(Data entries)
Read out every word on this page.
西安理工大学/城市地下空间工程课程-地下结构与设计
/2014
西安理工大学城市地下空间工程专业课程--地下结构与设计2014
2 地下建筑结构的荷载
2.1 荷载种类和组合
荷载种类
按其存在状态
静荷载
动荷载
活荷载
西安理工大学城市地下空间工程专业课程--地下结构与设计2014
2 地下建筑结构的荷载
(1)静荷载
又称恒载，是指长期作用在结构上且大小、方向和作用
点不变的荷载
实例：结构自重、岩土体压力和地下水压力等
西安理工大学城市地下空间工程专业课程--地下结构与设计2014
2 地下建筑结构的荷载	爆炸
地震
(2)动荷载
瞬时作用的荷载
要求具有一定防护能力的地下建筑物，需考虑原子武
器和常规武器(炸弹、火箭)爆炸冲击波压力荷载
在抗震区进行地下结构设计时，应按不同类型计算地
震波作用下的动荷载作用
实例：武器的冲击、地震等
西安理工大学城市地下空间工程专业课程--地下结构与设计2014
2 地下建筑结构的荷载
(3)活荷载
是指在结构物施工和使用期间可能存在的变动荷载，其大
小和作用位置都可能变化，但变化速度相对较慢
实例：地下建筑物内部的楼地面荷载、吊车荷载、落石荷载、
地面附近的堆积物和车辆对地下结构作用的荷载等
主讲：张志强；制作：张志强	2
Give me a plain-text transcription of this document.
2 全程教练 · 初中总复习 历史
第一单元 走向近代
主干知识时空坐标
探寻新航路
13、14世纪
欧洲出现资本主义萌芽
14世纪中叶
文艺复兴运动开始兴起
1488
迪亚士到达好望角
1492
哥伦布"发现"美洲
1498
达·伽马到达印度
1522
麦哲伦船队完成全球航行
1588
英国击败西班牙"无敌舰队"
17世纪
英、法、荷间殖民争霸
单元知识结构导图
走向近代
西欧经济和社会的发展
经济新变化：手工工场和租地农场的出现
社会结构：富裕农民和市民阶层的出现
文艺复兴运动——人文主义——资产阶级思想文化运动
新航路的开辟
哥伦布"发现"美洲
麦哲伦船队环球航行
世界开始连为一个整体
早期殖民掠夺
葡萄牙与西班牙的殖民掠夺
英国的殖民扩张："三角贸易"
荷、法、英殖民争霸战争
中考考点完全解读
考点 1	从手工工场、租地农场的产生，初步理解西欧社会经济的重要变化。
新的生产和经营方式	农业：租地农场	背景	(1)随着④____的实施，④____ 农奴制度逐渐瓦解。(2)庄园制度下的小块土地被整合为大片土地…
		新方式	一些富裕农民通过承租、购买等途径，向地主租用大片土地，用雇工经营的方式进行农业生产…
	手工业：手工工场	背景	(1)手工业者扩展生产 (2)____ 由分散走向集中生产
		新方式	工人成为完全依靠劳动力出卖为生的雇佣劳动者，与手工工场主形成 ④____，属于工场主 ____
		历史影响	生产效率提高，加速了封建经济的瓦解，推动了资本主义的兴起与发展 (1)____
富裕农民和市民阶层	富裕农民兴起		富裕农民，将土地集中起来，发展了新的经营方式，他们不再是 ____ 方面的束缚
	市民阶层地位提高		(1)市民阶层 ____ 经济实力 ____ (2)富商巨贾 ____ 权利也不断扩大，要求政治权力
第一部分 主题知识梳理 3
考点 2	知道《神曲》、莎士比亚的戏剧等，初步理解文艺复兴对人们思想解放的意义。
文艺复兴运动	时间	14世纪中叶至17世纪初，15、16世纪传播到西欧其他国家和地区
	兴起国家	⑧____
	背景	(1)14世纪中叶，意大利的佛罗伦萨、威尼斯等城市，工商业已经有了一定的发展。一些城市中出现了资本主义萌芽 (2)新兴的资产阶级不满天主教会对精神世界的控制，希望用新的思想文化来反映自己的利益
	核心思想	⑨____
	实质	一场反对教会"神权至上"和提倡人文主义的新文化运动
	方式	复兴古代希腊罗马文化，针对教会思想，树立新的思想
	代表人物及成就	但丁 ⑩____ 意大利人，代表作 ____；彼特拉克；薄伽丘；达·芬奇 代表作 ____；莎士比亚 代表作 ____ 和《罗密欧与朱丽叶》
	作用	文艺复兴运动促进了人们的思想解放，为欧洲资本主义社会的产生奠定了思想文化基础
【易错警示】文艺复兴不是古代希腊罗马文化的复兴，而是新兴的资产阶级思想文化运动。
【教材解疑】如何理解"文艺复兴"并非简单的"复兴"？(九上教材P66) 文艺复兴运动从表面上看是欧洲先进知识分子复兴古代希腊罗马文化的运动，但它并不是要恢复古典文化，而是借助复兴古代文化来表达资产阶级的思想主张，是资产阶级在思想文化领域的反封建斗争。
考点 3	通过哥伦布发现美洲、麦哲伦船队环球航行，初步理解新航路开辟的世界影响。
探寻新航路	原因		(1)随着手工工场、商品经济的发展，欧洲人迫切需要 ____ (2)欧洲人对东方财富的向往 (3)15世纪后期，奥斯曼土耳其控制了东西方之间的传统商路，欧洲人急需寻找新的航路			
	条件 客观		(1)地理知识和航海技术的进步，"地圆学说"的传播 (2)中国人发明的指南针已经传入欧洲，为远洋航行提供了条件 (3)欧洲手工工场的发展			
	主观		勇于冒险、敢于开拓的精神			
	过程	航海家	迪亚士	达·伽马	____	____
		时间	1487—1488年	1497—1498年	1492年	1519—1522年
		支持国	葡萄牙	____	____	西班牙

**Problem:**
Extract every line of the records above that contains the word "探寻新航路".

**Answer for the task:**
探寻新航路
探寻新航路	原因		(1)随着手工工场、商品经济的发展，欧洲人迫切需要 ____ (2)欧洲人对东方财富的向往 (3)15世纪后期，奥斯曼土耳其控制了东西方之间的传统商路，欧洲人急需寻找新的航路			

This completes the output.